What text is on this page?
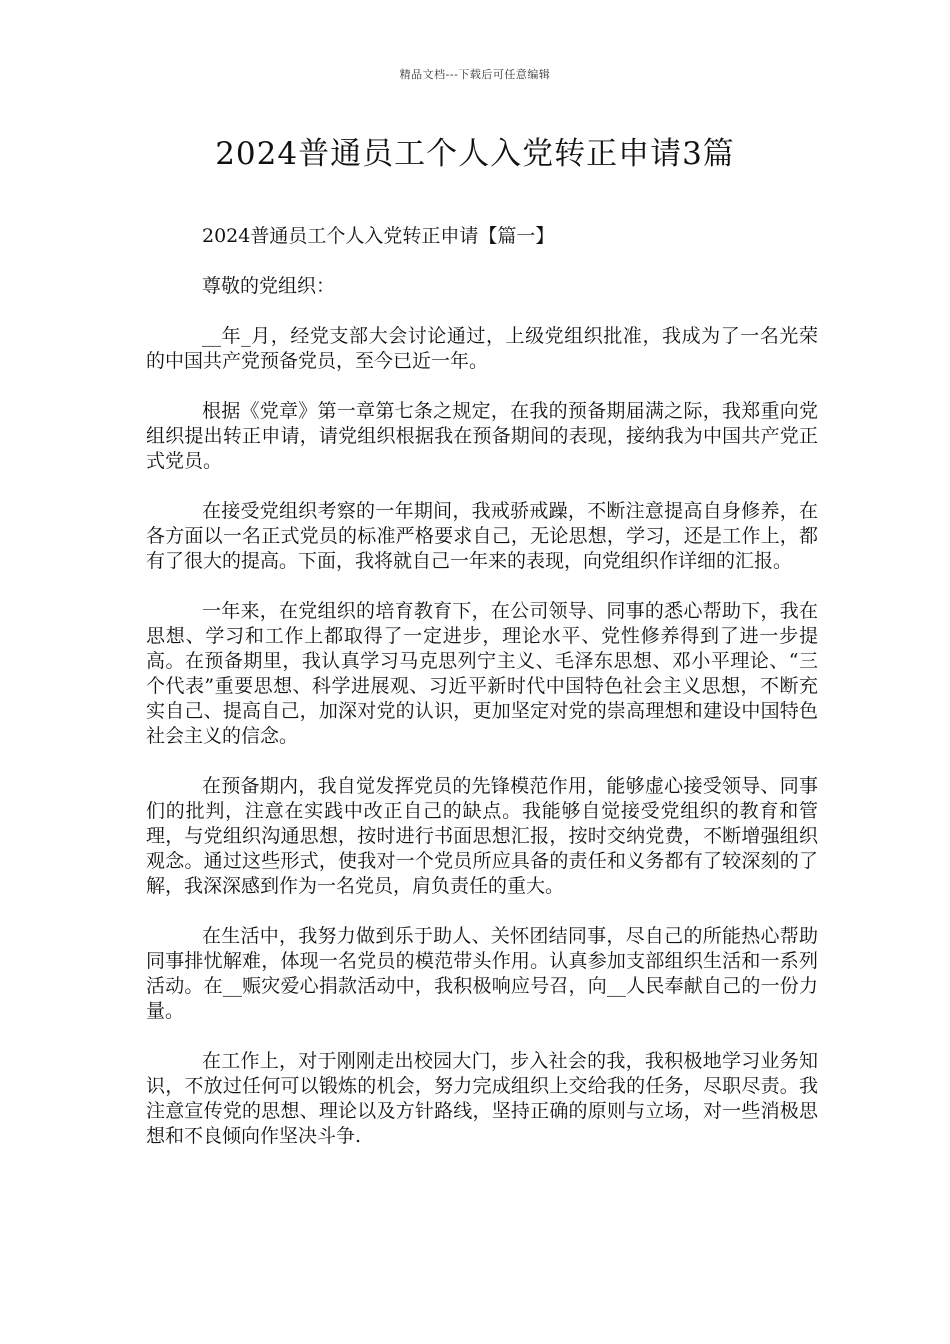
精品文档---下载后可任意编辑
2024普通员工个人入党转正申请3篇

2024普通员工个人入党转正申请【篇一】

尊敬的党组织：

__年_月，经党支部大会讨论通过，上级党组织批准，我成为了一名光荣的中国共产党预备党员，至今已近一年。

根据《党章》第一章第七条之规定，在我的预备期届满之际，我郑重向党组织提出转正申请，请党组织根据我在预备期间的表现，接纳我为中国共产党正式党员。

在接受党组织考察的一年期间，我戒骄戒躁，不断注意提高自身修养，在各方面以一名正式党员的标准严格要求自己，无论思想，学习，还是工作上，都有了很大的提高。下面，我将就自己一年来的表现，向党组织作详细的汇报。

一年来，在党组织的培育教育下，在公司领导、同事的悉心帮助下，我在思想、学习和工作上都取得了一定进步，理论水平、党性修养得到了进一步提高。在预备期里，我认真学习马克思列宁主义、毛泽东思想、邓小平理论、“三个代表”重要思想、科学进展观、习近平新时代中国特色社会主义思想，不断充实自己、提高自己，加深对党的认识，更加坚定对党的崇高理想和建设中国特色社会主义的信念。

在预备期内，我自觉发挥党员的先锋模范作用，能够虚心接受领导、同事们的批判，注意在实践中改正自己的缺点。我能够自觉接受党组织的教育和管理，与党组织沟通思想，按时进行书面思想汇报，按时交纳党费，不断增强组织观念。通过这些形式，使我对一个党员所应具备的责任和义务都有了较深刻的了解，我深深感到作为一名党员，肩负责任的重大。

在生活中，我努力做到乐于助人、关怀团结同事，尽自己的所能热心帮助同事排忧解难，体现一名党员的模范带头作用。认真参加支部组织生活和一系列活动。在__赈灾爱心捐款活动中，我积极响应号召，向__人民奉献自己的一份力量。

在工作上，对于刚刚走出校园大门，步入社会的我，我积极地学习业务知识，不放过任何可以锻炼的机会，努力完成组织上交给我的任务，尽职尽责。我注意宣传党的思想、理论以及方针路线，坚持正确的原则与立场，对一些消极思想和不良倾向作坚决斗争.
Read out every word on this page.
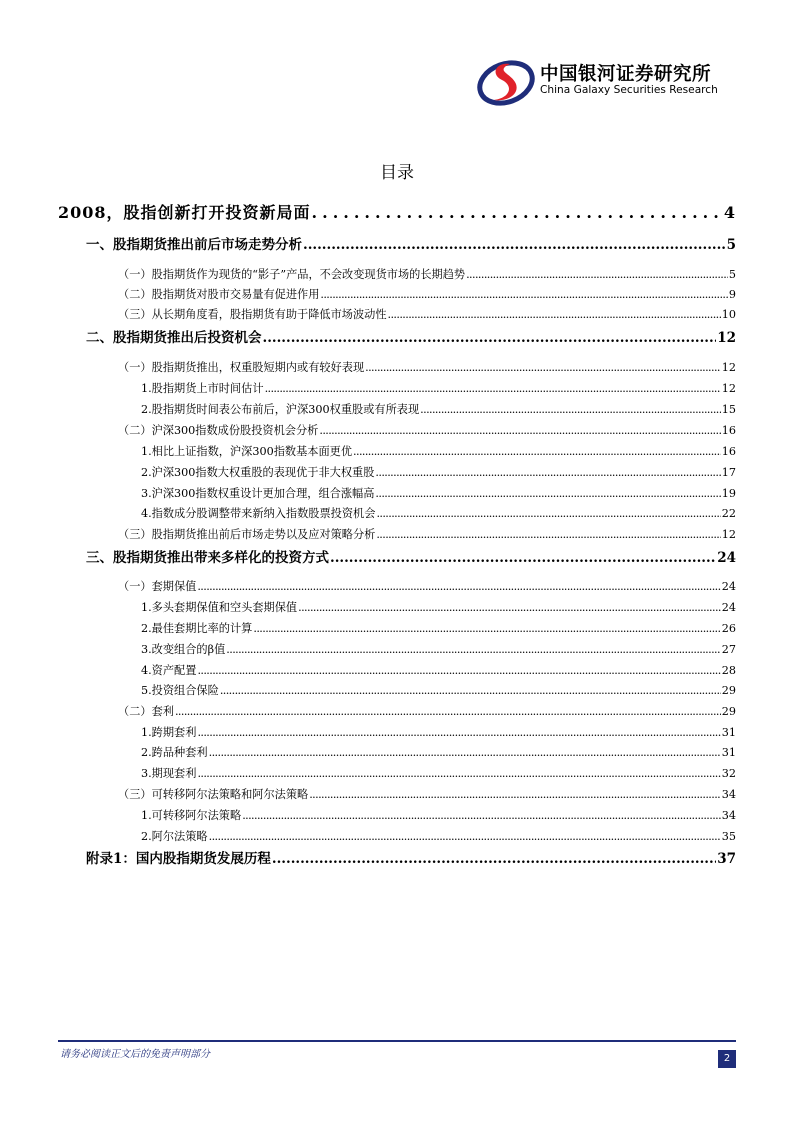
中国银河证券研究所
China Galaxy Securities Research
目录
2008，股指创新打开投资新局面 .....	4
一、股指期货推出前后市场走势分析 .....	5
（一）股指期货作为现货的“影子”产品，不会改变现货市场的长期趋势 .....	5
（二）股指期货对股市交易量有促进作用 .....	9
（三）从长期角度看，股指期货有助于降低市场波动性 .....	10
二、股指期货推出后投资机会 .....	12
（一）股指期货推出，权重股短期内或有较好表现 .....	12
1.股指期货上市时间估计 .....	12
2.股指期货时间表公布前后，沪深300权重股或有所表现 .....	15
（二）沪深300指数成份股投资机会分析 .....	16
1.相比上证指数，沪深300指数基本面更优 .....	16
2.沪深300指数大权重股的表现优于非大权重股 .....	17
3.沪深300指数权重设计更加合理，组合涨幅高 .....	19
4.指数成分股调整带来新纳入指数股票投资机会 .....	22
（三）股指期货推出前后市场走势以及应对策略分析 .....	12
三、股指期货推出带来多样化的投资方式 .....	24
（一）套期保值 .....	24
1.多头套期保值和空头套期保值 .....	24
2.最佳套期比率的计算 .....	26
3.改变组合的β值 .....	27
4.资产配置 .....	28
5.投资组合保险 .....	29
（二）套利 .....	29
1.跨期套利 .....	31
2.跨品种套利 .....	31
3.期现套利 .....	32
（三）可转移阿尔法策略和阿尔法策略 .....	34
1.可转移阿尔法策略 .....	34
2.阿尔法策略 .....	35
附录1：国内股指期货发展历程 .....	37
请务必阅读正文后的免责声明部分	2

- - - - -

**What you are asked to do:** Gather each line in the entries above where the string "this" is found.

**Exercise answer:**
What text is on this page?
Read out every word on this page.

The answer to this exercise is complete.